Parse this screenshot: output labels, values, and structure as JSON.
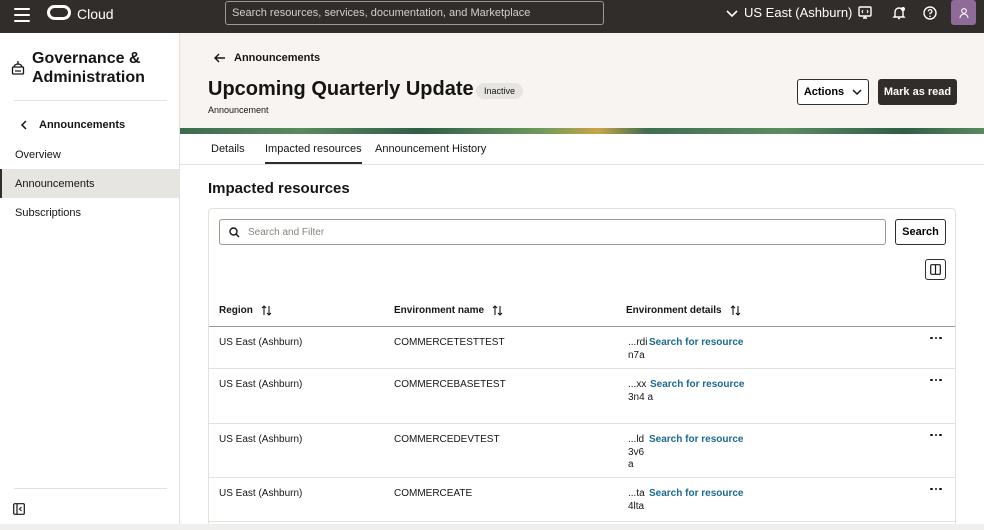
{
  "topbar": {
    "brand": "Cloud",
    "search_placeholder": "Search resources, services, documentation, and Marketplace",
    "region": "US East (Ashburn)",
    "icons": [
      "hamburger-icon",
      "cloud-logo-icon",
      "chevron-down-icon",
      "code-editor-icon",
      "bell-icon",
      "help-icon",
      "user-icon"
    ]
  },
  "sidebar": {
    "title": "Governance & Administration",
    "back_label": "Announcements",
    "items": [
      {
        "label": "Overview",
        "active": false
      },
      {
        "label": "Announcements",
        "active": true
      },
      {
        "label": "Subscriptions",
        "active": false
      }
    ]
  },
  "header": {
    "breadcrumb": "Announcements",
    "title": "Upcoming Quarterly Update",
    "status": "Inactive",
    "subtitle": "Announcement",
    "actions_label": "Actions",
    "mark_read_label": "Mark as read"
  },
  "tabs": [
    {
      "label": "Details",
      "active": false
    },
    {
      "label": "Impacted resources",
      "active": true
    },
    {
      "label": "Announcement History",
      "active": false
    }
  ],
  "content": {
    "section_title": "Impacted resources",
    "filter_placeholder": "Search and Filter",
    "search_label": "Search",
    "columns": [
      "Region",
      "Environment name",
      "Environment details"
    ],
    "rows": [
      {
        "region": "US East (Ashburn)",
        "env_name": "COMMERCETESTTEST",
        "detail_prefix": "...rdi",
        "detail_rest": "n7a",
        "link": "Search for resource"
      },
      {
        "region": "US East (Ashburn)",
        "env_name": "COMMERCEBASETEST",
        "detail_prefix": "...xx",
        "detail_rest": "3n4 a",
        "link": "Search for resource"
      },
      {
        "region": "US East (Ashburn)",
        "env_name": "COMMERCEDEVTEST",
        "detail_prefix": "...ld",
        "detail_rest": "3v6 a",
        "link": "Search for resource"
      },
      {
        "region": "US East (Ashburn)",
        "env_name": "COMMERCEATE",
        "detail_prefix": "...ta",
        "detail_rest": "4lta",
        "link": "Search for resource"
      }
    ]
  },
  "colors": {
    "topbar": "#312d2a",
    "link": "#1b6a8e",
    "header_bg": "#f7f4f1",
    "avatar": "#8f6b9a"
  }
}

# SHORT PROBLEM
Transcribe each entry precisely as given, leaving the pictures out.

# FINISHED TASK
Parse this screenshot: output labels, values, and structure as JSON.
{
  "topbar": {
    "brand": "Cloud",
    "search_placeholder": "Search resources, services, documentation, and Marketplace",
    "region": "US East (Ashburn)",
    "icons": [
      "hamburger-icon",
      "cloud-logo-icon",
      "chevron-down-icon",
      "code-editor-icon",
      "bell-icon",
      "help-icon",
      "user-icon"
    ]
  },
  "sidebar": {
    "title": "Governance & Administration",
    "back_label": "Announcements",
    "items": [
      {
        "label": "Overview",
        "active": false
      },
      {
        "label": "Announcements",
        "active": true
      },
      {
        "label": "Subscriptions",
        "active": false
      }
    ]
  },
  "header": {
    "breadcrumb": "Announcements",
    "title": "Upcoming Quarterly Update",
    "status": "Inactive",
    "subtitle": "Announcement",
    "actions_label": "Actions",
    "mark_read_label": "Mark as read"
  },
  "tabs": [
    {
      "label": "Details",
      "active": false
    },
    {
      "label": "Impacted resources",
      "active": true
    },
    {
      "label": "Announcement History",
      "active": false
    }
  ],
  "content": {
    "section_title": "Impacted resources",
    "filter_placeholder": "Search and Filter",
    "search_label": "Search",
    "columns": [
      "Region",
      "Environment name",
      "Environment details"
    ],
    "rows": [
      {
        "region": "US East (Ashburn)",
        "env_name": "COMMERCETESTTEST",
        "detail_prefix": "...rdi",
        "detail_rest": "n7a",
        "link": "Search for resource"
      },
      {
        "region": "US East (Ashburn)",
        "env_name": "COMMERCEBASETEST",
        "detail_prefix": "...xx",
        "detail_rest": "3n4 a",
        "link": "Search for resource"
      },
      {
        "region": "US East (Ashburn)",
        "env_name": "COMMERCEDEVTEST",
        "detail_prefix": "...ld",
        "detail_rest": "3v6 a",
        "link": "Search for resource"
      },
      {
        "region": "US East (Ashburn)",
        "env_name": "COMMERCEATE",
        "detail_prefix": "...ta",
        "detail_rest": "4lta",
        "link": "Search for resource"
      }
    ]
  },
  "colors": {
    "topbar": "#312d2a",
    "link": "#1b6a8e",
    "header_bg": "#f7f4f1",
    "avatar": "#8f6b9a"
  }
}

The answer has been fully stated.